Given request:
Copy each line that contains the word "没有啪啪啪".

Entries supplied:
========

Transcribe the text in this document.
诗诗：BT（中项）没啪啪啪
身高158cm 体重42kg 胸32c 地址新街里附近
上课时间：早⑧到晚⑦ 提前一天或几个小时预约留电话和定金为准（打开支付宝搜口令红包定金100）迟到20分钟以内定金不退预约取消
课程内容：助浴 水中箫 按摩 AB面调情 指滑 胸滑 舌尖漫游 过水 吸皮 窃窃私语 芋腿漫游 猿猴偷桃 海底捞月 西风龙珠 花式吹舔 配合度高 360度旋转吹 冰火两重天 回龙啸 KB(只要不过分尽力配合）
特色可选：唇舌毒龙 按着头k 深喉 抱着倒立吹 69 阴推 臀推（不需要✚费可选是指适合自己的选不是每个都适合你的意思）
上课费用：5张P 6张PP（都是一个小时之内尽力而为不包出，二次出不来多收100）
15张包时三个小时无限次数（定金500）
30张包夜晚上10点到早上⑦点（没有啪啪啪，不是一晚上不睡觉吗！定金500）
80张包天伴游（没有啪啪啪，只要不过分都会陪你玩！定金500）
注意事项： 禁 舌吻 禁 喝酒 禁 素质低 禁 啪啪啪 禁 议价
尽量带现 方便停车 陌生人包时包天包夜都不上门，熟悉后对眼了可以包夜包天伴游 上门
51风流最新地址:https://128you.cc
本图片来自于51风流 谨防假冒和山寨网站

========

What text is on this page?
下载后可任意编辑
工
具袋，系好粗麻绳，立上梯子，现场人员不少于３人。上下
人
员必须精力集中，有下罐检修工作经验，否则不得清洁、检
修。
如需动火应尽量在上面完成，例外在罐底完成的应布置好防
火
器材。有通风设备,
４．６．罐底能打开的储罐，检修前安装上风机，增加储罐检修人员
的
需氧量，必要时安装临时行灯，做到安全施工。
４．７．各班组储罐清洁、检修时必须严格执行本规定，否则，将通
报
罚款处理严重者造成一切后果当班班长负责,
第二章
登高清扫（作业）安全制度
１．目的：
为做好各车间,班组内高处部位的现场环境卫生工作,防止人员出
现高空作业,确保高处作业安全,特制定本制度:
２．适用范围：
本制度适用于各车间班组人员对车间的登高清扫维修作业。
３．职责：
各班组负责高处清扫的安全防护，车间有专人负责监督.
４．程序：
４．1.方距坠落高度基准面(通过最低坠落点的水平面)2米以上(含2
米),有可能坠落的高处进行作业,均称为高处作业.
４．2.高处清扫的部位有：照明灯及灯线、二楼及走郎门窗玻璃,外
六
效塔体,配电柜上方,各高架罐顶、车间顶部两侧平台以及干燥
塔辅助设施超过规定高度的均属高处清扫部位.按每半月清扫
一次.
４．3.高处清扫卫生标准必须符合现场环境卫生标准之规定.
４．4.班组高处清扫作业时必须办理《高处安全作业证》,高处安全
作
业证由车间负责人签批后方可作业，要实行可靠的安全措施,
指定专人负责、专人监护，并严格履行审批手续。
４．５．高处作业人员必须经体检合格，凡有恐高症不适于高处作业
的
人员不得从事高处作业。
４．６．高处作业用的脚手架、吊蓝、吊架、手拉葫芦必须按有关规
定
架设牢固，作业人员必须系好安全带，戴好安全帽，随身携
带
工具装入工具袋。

========

Output for this exercise:
30张包夜晚上10点到早上⑦点（没有啪啪啪，不是一晚上不睡觉吗！定金500）
80张包天伴游（没有啪啪啪，只要不过分都会陪你玩！定金500）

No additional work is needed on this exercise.